## START Dataset

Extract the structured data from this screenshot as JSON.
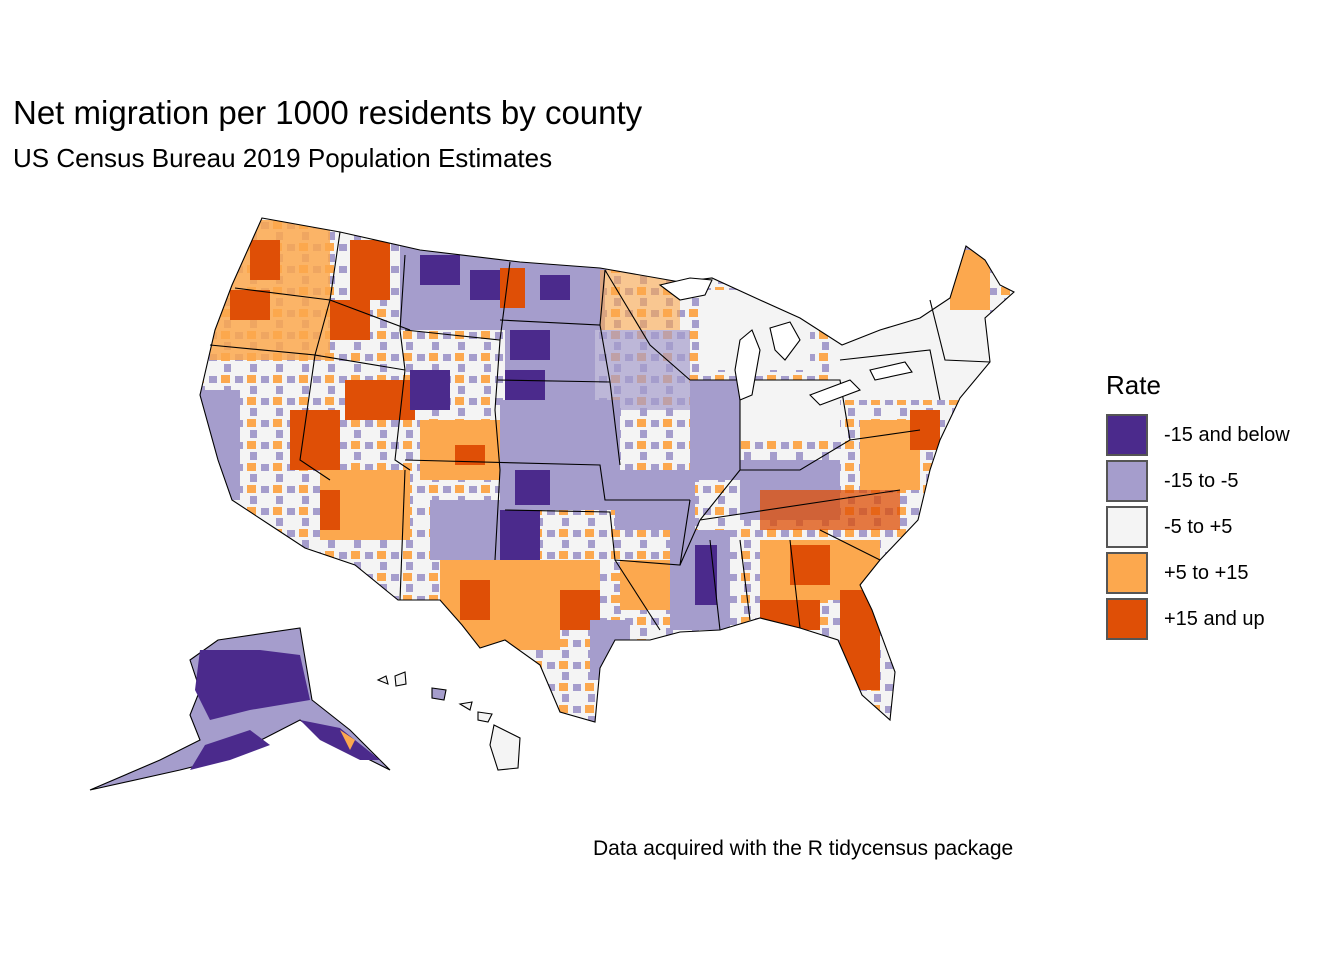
{
  "title": "Net migration per 1000 residents by county",
  "subtitle": "US Census Bureau 2019 Population Estimates",
  "caption": "Data acquired with the R tidycensus package",
  "legend": {
    "title": "Rate",
    "items": [
      {
        "label": "-15 and below",
        "color": "#4b2a8c"
      },
      {
        "label": "-15 to -5",
        "color": "#a59dcc"
      },
      {
        "label": "-5 to +5",
        "color": "#f4f4f4"
      },
      {
        "label": "+5 to +15",
        "color": "#fca84e"
      },
      {
        "label": "+15 and up",
        "color": "#df4f06"
      }
    ]
  }
}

## END Dataset

| To be done |
Filter the listing above by the word "color"; copy each line that passes.

| Output |
        "color": "#4b2a8c"
        "color": "#a59dcc"
        "color": "#f4f4f4"
        "color": "#fca84e"
        "color": "#df4f06"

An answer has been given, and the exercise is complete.